[Collection entries]
________________________________________

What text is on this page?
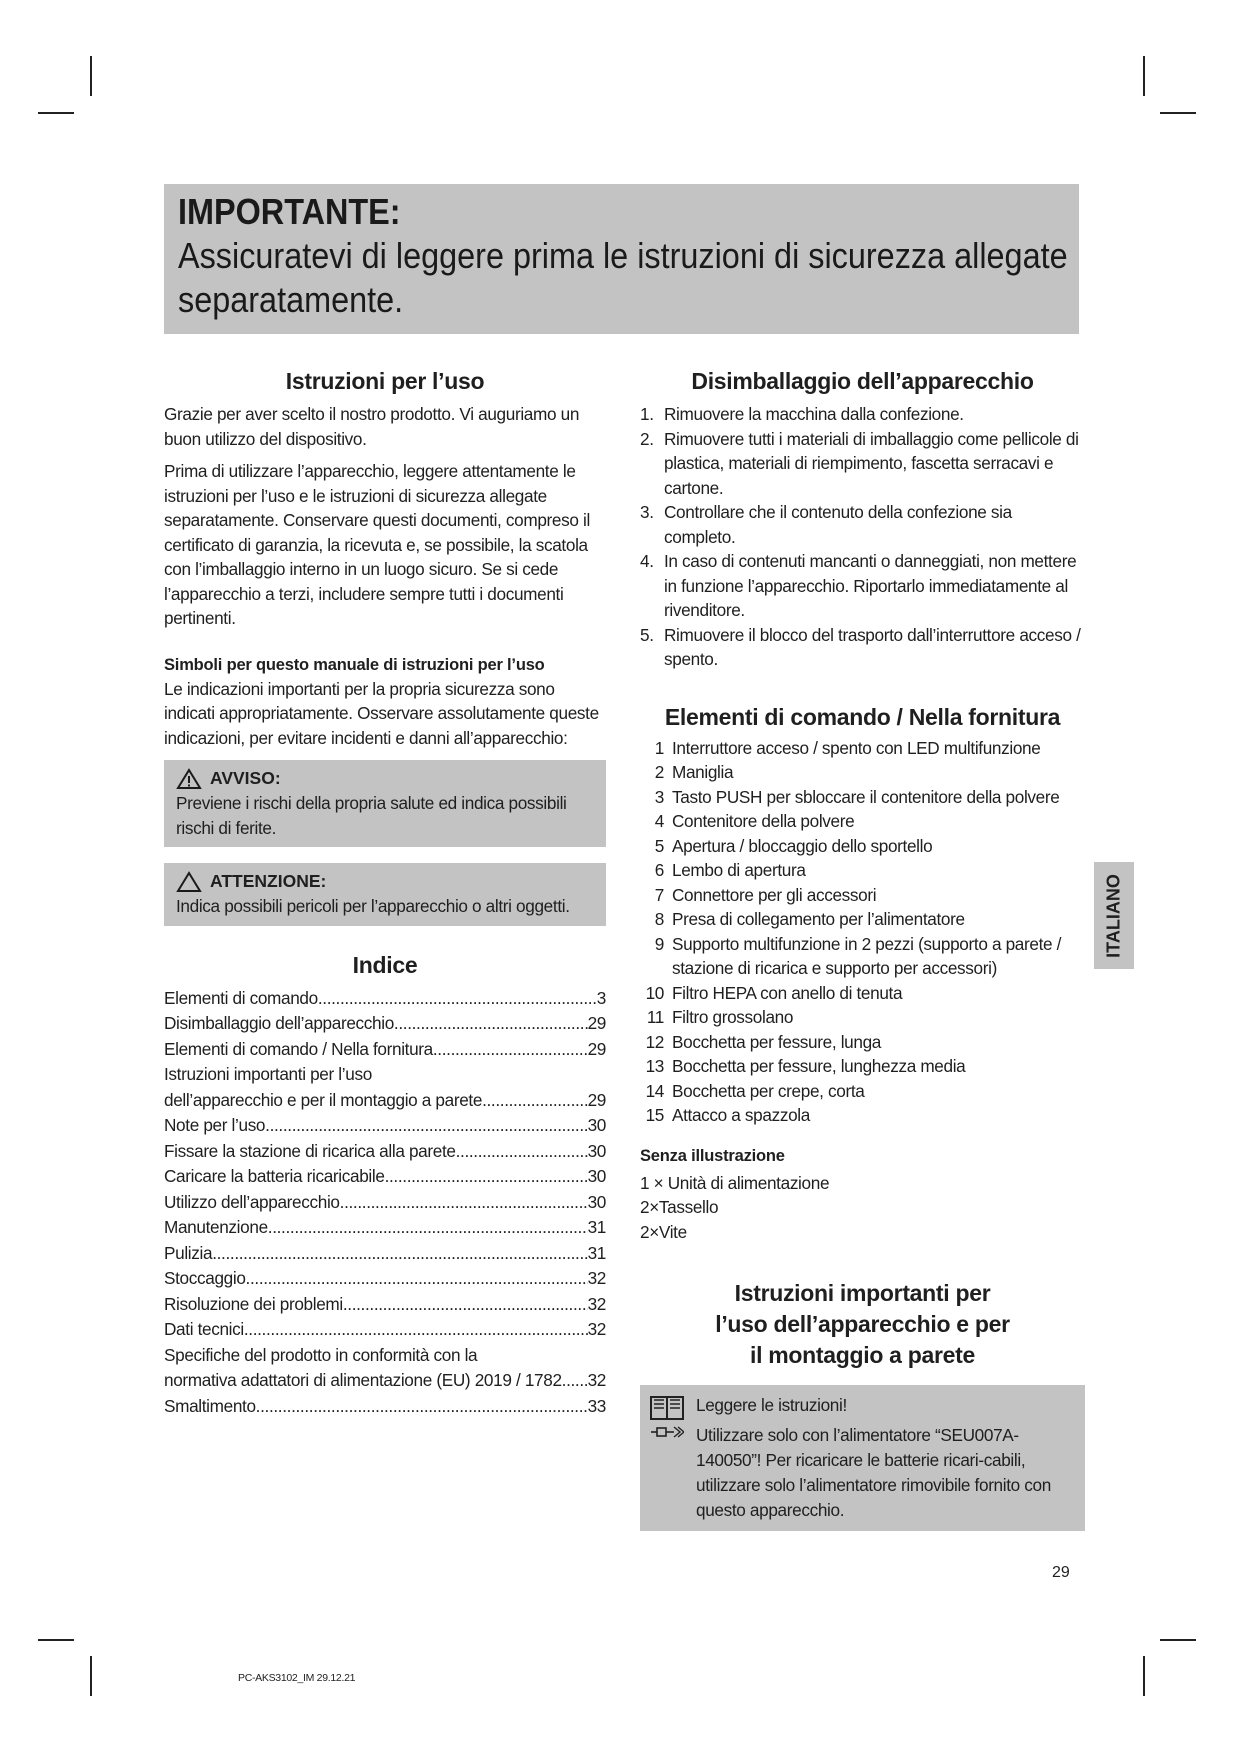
IMPORTANTE:
Assicuratevi di leggere prima le istruzioni di sicurezza allegate separatamente.
Istruzioni per l’uso

Grazie per aver scelto il nostro prodotto. Vi auguriamo un buon utilizzo del dispositivo.

Prima di utilizzare l’apparecchio, leggere attentamente le istruzioni per l’uso e le istruzioni di sicurezza allegate separatamente. Conservare questi documenti, compreso il certificato di garanzia, la ricevuta e, se possibile, la scatola con l’imballaggio interno in un luogo sicuro. Se si cede l’apparecchio a terzi, includere sempre tutti i documenti pertinenti.

Simboli per questo manuale di istruzioni per l’uso

Le indicazioni importanti per la propria sicurezza sono indicati appropriatamente. Osservare assolutamente queste indicazioni, per evitare incidenti e danni all’apparecchio:

AVVISO:

Previene i rischi della propria salute ed indica possibili rischi di ferite.

ATTENZIONE:

Indica possibili pericoli per l’apparecchio o altri oggetti.

Indice
Elementi di comando .....	3
Disimballaggio dell’apparecchio .....	29
Elementi di comando / Nella fornitura .....	29
Istruzioni importanti per l’uso
dell’apparecchio e per il montaggio a parete .....	29
Note per l’uso .....	30
Fissare la stazione di ricarica alla parete .....	30
Caricare la batteria ricaricabile .....	30
Utilizzo dell’apparecchio .....	30
Manutenzione .....	31
Pulizia .....	31
Stoccaggio .....	32
Risoluzione dei problemi .....	32
Dati tecnici .....	32
Specifiche del prodotto in conformità con la
normativa adattatori di alimentazione (EU) 2019 / 1782 ..... 32
Smaltimento .....	33
Disimballaggio dell’apparecchio
1. Rimuovere la macchina dalla confezione.
2. Rimuovere tutti i materiali di imballaggio come pellicole di plastica, materiali di riempimento, fascetta serracavi e cartone.
3. Controllare che il contenuto della confezione sia completo.
4. In caso di contenuti mancanti o danneggiati, non mettere in funzione l’apparecchio. Riportarlo immediatamente al rivenditore.
5. Rimuovere il blocco del trasporto dall’interruttore acceso / spento.
Elementi di comando / Nella fornitura
1 Interruttore acceso / spento con LED multifunzione
2 Maniglia
3 Tasto PUSH per sbloccare il contenitore della polvere
4 Contenitore della polvere
5 Apertura / bloccaggio dello sportello
6 Lembo di apertura
7 Connettore per gli accessori
8 Presa di collegamento per l’alimentatore
9 Supporto multifunzione in 2 pezzi (supporto a parete / stazione di ricarica e supporto per accessori)
10 Filtro HEPA con anello di tenuta
11 Filtro grossolano
12 Bocchetta per fessure, lunga
13 Bocchetta per fessure, lunghezza media
14 Bocchetta per crepe, corta
15 Attacco a spazzola
Senza illustrazione

1 × Unità di alimentazione

2×Tassello

2×Vite

Istruzioni importanti per
l’uso dell’apparecchio e per
il montaggio a parete
Leggere le istruzioni!
Utilizzare solo con l’alimentatore “SEU007A-140050”! Per ricaricare le batterie ricari-cabili, utilizzare solo l’alimentatore rimovibile fornito con questo apparecchio.
ITALIANO
29
PC-AKS3102_IM 29.12.21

________________________________________

Copy every entry word for word, but omit the pictures.

### ANSWER TO THE TASK
What text is on this page?
IMPORTANTE:
Assicuratevi di leggere prima le istruzioni di sicurezza allegate separatamente.
Istruzioni per l’uso

Grazie per aver scelto il nostro prodotto. Vi auguriamo un buon utilizzo del dispositivo.

Prima di utilizzare l’apparecchio, leggere attentamente le istruzioni per l’uso e le istruzioni di sicurezza allegate separatamente. Conservare questi documenti, compreso il certificato di garanzia, la ricevuta e, se possibile, la scatola con l’imballaggio interno in un luogo sicuro. Se si cede l’apparecchio a terzi, includere sempre tutti i documenti pertinenti.

Simboli per questo manuale di istruzioni per l’uso

Le indicazioni importanti per la propria sicurezza sono indicati appropriatamente. Osservare assolutamente queste indicazioni, per evitare incidenti e danni all’apparecchio:

AVVISO:

Previene i rischi della propria salute ed indica possibili rischi di ferite.

ATTENZIONE:

Indica possibili pericoli per l’apparecchio o altri oggetti.

Indice
Elementi di comando .....	3
Disimballaggio dell’apparecchio .....	29
Elementi di comando / Nella fornitura .....	29
Istruzioni importanti per l’uso
dell’apparecchio e per il montaggio a parete .....	29
Note per l’uso .....	30
Fissare la stazione di ricarica alla parete .....	30
Caricare la batteria ricaricabile .....	30
Utilizzo dell’apparecchio .....	30
Manutenzione .....	31
Pulizia .....	31
Stoccaggio .....	32
Risoluzione dei problemi .....	32
Dati tecnici .....	32
Specifiche del prodotto in conformità con la
normativa adattatori di alimentazione (EU) 2019 / 1782 ..... 32
Smaltimento .....	33
Disimballaggio dell’apparecchio
1. Rimuovere la macchina dalla confezione.
2. Rimuovere tutti i materiali di imballaggio come pellicole di plastica, materiali di riempimento, fascetta serracavi e cartone.
3. Controllare che il contenuto della confezione sia completo.
4. In caso di contenuti mancanti o danneggiati, non mettere in funzione l’apparecchio. Riportarlo immediatamente al rivenditore.
5. Rimuovere il blocco del trasporto dall’interruttore acceso / spento.
Elementi di comando / Nella fornitura
1 Interruttore acceso / spento con LED multifunzione
2 Maniglia
3 Tasto PUSH per sbloccare il contenitore della polvere
4 Contenitore della polvere
5 Apertura / bloccaggio dello sportello
6 Lembo di apertura
7 Connettore per gli accessori
8 Presa di collegamento per l’alimentatore
9 Supporto multifunzione in 2 pezzi (supporto a parete / stazione di ricarica e supporto per accessori)
10 Filtro HEPA con anello di tenuta
11 Filtro grossolano
12 Bocchetta per fessure, lunga
13 Bocchetta per fessure, lunghezza media
14 Bocchetta per crepe, corta
15 Attacco a spazzola
Senza illustrazione

1 × Unità di alimentazione

2×Tassello

2×Vite

Istruzioni importanti per
l’uso dell’apparecchio e per
il montaggio a parete
Leggere le istruzioni!
Utilizzare solo con l’alimentatore “SEU007A-140050”! Per ricaricare le batterie ricari-cabili, utilizzare solo l’alimentatore rimovibile fornito con questo apparecchio.
ITALIANO
29
PC-AKS3102_IM 29.12.21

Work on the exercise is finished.